§ **What is asked**: Turn every line in the rows below into a JSON list of strings, one string per line, skipping blank lines and leaving out the pictures.

§ **Record extracts**:
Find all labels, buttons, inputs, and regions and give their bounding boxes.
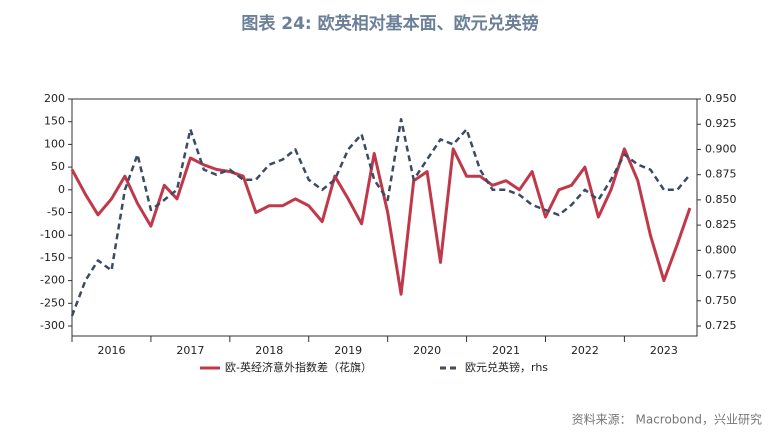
- y2-tick-label: 0.775: [705, 269, 737, 282]
- y2-tick-label: 0.825: [705, 218, 737, 231]
- x-tick-label: 2018: [255, 344, 283, 357]
- y-tick-label: -150: [40, 251, 65, 264]
- y-tick-label: 200: [44, 92, 65, 105]
- y-tick-label: 0: [58, 183, 65, 196]
- series-line: [70, 117, 691, 317]
- y-tick-label: -300: [40, 319, 65, 332]
- legend-label: 欧-英经济意外指数差（花旗）: [225, 360, 372, 374]
- series-line: [70, 147, 692, 296]
- y2-tick-label: 0.925: [705, 117, 737, 130]
- y2-tick-label: 0.900: [705, 142, 737, 155]
- x-tick-label: 2017: [176, 344, 204, 357]
- x-tick-label: 2021: [492, 344, 520, 357]
- y2-tick-label: 0.750: [705, 294, 737, 307]
- y2-tick-label: 0.850: [705, 193, 737, 206]
- y-tick-label: -250: [40, 296, 65, 309]
- chart-title: 图表 24: 欧英相对基本面、欧元兑英镑: [241, 13, 538, 34]
- x-tick-label: 2023: [650, 344, 678, 357]
- y-tick-label: 100: [44, 137, 65, 150]
- x-tick-label: 2019: [334, 344, 362, 357]
- y2-tick-label: 0.725: [705, 319, 737, 332]
- y-tick-label: -100: [40, 228, 65, 241]
- x-tick-label: 2022: [571, 344, 599, 357]
- plot-frame: [71, 98, 698, 337]
- x-tick-label: 2016: [97, 344, 125, 357]
- y-tick-label: -50: [47, 206, 65, 219]
- source-note: 资料来源： Macrobond，兴业研究: [572, 412, 762, 427]
- y-tick-label: 50: [51, 160, 65, 173]
- legend-label: 欧元兑英镑，rhs: [465, 360, 548, 374]
- y-tick-label: -200: [40, 274, 65, 287]
- y-tick-label: 150: [44, 115, 65, 128]
- y2-tick-label: 0.800: [705, 243, 737, 256]
- x-tick-label: 2020: [413, 344, 441, 357]
- y2-tick-label: 0.950: [705, 92, 737, 105]
- y2-tick-label: 0.875: [705, 168, 737, 181]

§ **Complete output**:
[
  "Find all labels, buttons, inputs, and regions and give their bounding boxes.",
  "- y2-tick-label: 0.775: [705, 269, 737, 282]",
  "- y2-tick-label: 0.825: [705, 218, 737, 231]",
  "- x-tick-label: 2018: [255, 344, 283, 357]",
  "- y-tick-label: -150: [40, 251, 65, 264]",
  "- y-tick-label: 200: [44, 92, 65, 105]",
  "- y-tick-label: 0: [58, 183, 65, 196]",
  "- series-line: [70, 117, 691, 317]",
  "- y-tick-label: -300: [40, 319, 65, 332]",
  "- legend-label: 欧-英经济意外指数差（花旗）: [225, 360, 372, 374]",
  "- series-line: [70, 147, 692, 296]",
  "- y2-tick-label: 0.925: [705, 117, 737, 130]",
  "- y2-tick-label: 0.900: [705, 142, 737, 155]",
  "- x-tick-label: 2017: [176, 344, 204, 357]",
  "- x-tick-label: 2021: [492, 344, 520, 357]",
  "- y2-tick-label: 0.750: [705, 294, 737, 307]",
  "- y2-tick-label: 0.850: [705, 193, 737, 206]",
  "- y-tick-label: -250: [40, 296, 65, 309]",
  "- chart-title: 图表 24: 欧英相对基本面、欧元兑英镑: [241, 13, 538, 34]",
  "- x-tick-label: 2023: [650, 344, 678, 357]",
  "- y-tick-label: 100: [44, 137, 65, 150]",
  "- x-tick-label: 2019: [334, 344, 362, 357]",
  "- y2-tick-label: 0.725: [705, 319, 737, 332]",
  "- y-tick-label: -100: [40, 228, 65, 241]",
  "- x-tick-label: 2022: [571, 344, 599, 357]",
  "- plot-frame: [71, 98, 698, 337]",
  "- x-tick-label: 2016: [97, 344, 125, 357]",
  "- y-tick-label: -50: [47, 206, 65, 219]",
  "- source-note: 资料来源： Macrobond，兴业研究: [572, 412, 762, 427]",
  "- y-tick-label: 50: [51, 160, 65, 173]",
  "- legend-label: 欧元兑英镑，rhs: [465, 360, 548, 374]",
  "- y-tick-label: -200: [40, 274, 65, 287]",
  "- y-tick-label: 150: [44, 115, 65, 128]",
  "- y2-tick-label: 0.800: [705, 243, 737, 256]",
  "- x-tick-label: 2020: [413, 344, 441, 357]",
  "- y2-tick-label: 0.950: [705, 92, 737, 105]",
  "- y2-tick-label: 0.875: [705, 168, 737, 181]"
]